→ **INSTRUCTIONS TO FOLLOW**: Rename "cell-mass" to "cell-weight" throughout the records below, reproducing every line with only that change.

-=-=-=-=-

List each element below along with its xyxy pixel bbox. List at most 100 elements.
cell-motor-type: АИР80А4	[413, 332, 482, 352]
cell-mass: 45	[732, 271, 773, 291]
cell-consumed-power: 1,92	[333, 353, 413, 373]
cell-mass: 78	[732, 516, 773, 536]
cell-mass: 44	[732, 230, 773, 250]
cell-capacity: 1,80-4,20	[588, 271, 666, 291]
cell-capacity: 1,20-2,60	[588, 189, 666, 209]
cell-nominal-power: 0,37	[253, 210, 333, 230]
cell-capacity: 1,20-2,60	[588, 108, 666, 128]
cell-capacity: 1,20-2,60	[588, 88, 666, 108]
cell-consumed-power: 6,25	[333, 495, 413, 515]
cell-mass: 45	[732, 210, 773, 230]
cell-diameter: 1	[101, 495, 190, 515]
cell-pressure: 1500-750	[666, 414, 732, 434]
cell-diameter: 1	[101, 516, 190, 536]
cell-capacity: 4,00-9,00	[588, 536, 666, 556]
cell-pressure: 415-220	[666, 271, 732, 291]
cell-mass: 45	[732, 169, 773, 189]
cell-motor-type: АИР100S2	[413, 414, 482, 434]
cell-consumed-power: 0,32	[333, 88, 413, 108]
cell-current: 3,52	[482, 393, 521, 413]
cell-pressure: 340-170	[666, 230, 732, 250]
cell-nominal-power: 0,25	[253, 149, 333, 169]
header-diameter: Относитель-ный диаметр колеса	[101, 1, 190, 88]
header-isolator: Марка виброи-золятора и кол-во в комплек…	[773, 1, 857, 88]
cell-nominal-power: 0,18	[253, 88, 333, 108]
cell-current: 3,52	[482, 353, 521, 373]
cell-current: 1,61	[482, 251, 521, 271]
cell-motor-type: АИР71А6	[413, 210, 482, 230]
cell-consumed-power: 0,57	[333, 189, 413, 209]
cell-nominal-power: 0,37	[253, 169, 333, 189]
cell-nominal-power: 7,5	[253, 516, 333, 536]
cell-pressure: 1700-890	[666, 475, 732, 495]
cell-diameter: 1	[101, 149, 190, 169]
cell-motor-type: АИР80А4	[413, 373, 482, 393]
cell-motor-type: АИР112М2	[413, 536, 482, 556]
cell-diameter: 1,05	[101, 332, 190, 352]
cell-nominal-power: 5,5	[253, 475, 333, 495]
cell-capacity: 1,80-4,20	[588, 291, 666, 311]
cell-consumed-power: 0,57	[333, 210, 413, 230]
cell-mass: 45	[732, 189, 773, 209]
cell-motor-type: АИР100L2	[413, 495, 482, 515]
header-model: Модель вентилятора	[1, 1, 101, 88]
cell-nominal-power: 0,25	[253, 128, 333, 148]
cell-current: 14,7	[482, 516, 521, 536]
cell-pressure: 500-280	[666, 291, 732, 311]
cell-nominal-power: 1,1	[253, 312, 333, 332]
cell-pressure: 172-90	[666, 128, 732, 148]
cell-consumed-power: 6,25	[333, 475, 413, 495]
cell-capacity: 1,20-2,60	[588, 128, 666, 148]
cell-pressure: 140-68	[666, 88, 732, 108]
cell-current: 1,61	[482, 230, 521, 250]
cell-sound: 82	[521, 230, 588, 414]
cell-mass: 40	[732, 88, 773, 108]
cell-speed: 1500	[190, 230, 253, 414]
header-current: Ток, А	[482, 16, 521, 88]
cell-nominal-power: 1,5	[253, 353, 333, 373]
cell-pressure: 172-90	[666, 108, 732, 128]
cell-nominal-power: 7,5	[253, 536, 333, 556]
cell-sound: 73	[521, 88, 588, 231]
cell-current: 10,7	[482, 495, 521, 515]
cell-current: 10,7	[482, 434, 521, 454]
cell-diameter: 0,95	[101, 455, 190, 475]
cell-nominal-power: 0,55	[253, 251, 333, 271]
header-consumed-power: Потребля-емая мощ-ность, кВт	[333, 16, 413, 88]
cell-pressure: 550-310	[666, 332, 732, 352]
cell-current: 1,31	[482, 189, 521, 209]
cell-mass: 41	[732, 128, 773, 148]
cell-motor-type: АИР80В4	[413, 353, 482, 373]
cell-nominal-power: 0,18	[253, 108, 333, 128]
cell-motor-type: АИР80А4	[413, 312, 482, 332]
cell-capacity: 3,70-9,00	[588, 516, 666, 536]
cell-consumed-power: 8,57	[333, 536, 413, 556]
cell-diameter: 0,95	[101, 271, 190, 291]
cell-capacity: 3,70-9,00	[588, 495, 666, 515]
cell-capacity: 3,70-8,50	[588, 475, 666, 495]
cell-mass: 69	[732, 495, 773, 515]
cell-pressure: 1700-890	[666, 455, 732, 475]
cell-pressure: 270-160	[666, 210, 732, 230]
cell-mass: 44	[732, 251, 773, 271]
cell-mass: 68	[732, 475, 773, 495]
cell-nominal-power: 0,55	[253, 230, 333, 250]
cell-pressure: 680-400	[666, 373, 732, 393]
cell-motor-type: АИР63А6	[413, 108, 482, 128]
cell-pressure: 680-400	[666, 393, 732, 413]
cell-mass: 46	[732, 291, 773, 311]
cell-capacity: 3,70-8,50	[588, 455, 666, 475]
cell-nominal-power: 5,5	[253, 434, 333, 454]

-=-=-=-=-

→ **FINISHED TASK**:
List each element below along with its xyxy pixel bbox. List at most 100 elements.
cell-motor-type: АИР80А4	[413, 332, 482, 352]
cell-weight: 45	[732, 271, 773, 291]
cell-consumed-power: 1,92	[333, 353, 413, 373]
cell-weight: 78	[732, 516, 773, 536]
cell-weight: 44	[732, 230, 773, 250]
cell-capacity: 1,80-4,20	[588, 271, 666, 291]
cell-capacity: 1,20-2,60	[588, 189, 666, 209]
cell-nominal-power: 0,37	[253, 210, 333, 230]
cell-capacity: 1,20-2,60	[588, 108, 666, 128]
cell-capacity: 1,20-2,60	[588, 88, 666, 108]
cell-consumed-power: 6,25	[333, 495, 413, 515]
cell-weight: 45	[732, 210, 773, 230]
cell-diameter: 1	[101, 495, 190, 515]
cell-pressure: 1500-750	[666, 414, 732, 434]
cell-diameter: 1	[101, 516, 190, 536]
cell-capacity: 4,00-9,00	[588, 536, 666, 556]
cell-pressure: 415-220	[666, 271, 732, 291]
cell-weight: 45	[732, 169, 773, 189]
cell-motor-type: АИР100S2	[413, 414, 482, 434]
cell-consumed-power: 0,32	[333, 88, 413, 108]
cell-current: 3,52	[482, 393, 521, 413]
cell-pressure: 340-170	[666, 230, 732, 250]
cell-nominal-power: 0,25	[253, 149, 333, 169]
header-diameter: Относитель-ный диаметр колеса	[101, 1, 190, 88]
header-isolator: Марка виброи-золятора и кол-во в комплек…	[773, 1, 857, 88]
cell-nominal-power: 0,18	[253, 88, 333, 108]
cell-current: 3,52	[482, 353, 521, 373]
cell-current: 1,61	[482, 251, 521, 271]
cell-motor-type: АИР71А6	[413, 210, 482, 230]
cell-consumed-power: 0,57	[333, 189, 413, 209]
cell-nominal-power: 0,37	[253, 169, 333, 189]
cell-nominal-power: 7,5	[253, 516, 333, 536]
cell-pressure: 1700-890	[666, 475, 732, 495]
cell-diameter: 1	[101, 149, 190, 169]
cell-motor-type: АИР80А4	[413, 373, 482, 393]
cell-motor-type: АИР112М2	[413, 536, 482, 556]
cell-diameter: 1,05	[101, 332, 190, 352]
cell-nominal-power: 5,5	[253, 475, 333, 495]
cell-capacity: 1,80-4,20	[588, 291, 666, 311]
cell-consumed-power: 0,57	[333, 210, 413, 230]
cell-weight: 45	[732, 189, 773, 209]
cell-motor-type: АИР100L2	[413, 495, 482, 515]
header-model: Модель вентилятора	[1, 1, 101, 88]
cell-nominal-power: 0,25	[253, 128, 333, 148]
cell-current: 14,7	[482, 516, 521, 536]
cell-pressure: 500-280	[666, 291, 732, 311]
cell-nominal-power: 1,1	[253, 312, 333, 332]
cell-pressure: 172-90	[666, 128, 732, 148]
cell-consumed-power: 6,25	[333, 475, 413, 495]
cell-capacity: 1,20-2,60	[588, 128, 666, 148]
cell-pressure: 140-68	[666, 88, 732, 108]
cell-current: 1,61	[482, 230, 521, 250]
cell-sound: 82	[521, 230, 588, 414]
cell-weight: 40	[732, 88, 773, 108]
cell-speed: 1500	[190, 230, 253, 414]
header-current: Ток, А	[482, 16, 521, 88]
cell-nominal-power: 1,5	[253, 353, 333, 373]
cell-pressure: 172-90	[666, 108, 732, 128]
cell-nominal-power: 7,5	[253, 536, 333, 556]
cell-sound: 73	[521, 88, 588, 231]
cell-current: 10,7	[482, 495, 521, 515]
cell-current: 10,7	[482, 434, 521, 454]
cell-diameter: 0,95	[101, 455, 190, 475]
cell-nominal-power: 0,55	[253, 251, 333, 271]
header-consumed-power: Потребля-емая мощ-ность, кВт	[333, 16, 413, 88]
cell-pressure: 550-310	[666, 332, 732, 352]
cell-current: 1,31	[482, 189, 521, 209]
cell-weight: 41	[732, 128, 773, 148]
cell-motor-type: АИР80В4	[413, 353, 482, 373]
cell-nominal-power: 0,18	[253, 108, 333, 128]
cell-motor-type: АИР80А4	[413, 312, 482, 332]
cell-capacity: 3,70-9,00	[588, 516, 666, 536]
cell-consumed-power: 8,57	[333, 536, 413, 556]
cell-diameter: 0,95	[101, 271, 190, 291]
cell-capacity: 3,70-9,00	[588, 495, 666, 515]
cell-capacity: 3,70-8,50	[588, 475, 666, 495]
cell-weight: 69	[732, 495, 773, 515]
cell-pressure: 1700-890	[666, 455, 732, 475]
cell-pressure: 270-160	[666, 210, 732, 230]
cell-weight: 44	[732, 251, 773, 271]
cell-weight: 68	[732, 475, 773, 495]
cell-nominal-power: 0,55	[253, 230, 333, 250]
cell-pressure: 680-400	[666, 373, 732, 393]
cell-motor-type: АИР63А6	[413, 108, 482, 128]
cell-pressure: 680-400	[666, 393, 732, 413]
cell-weight: 46	[732, 291, 773, 311]
cell-capacity: 3,70-8,50	[588, 455, 666, 475]
cell-nominal-power: 5,5	[253, 434, 333, 454]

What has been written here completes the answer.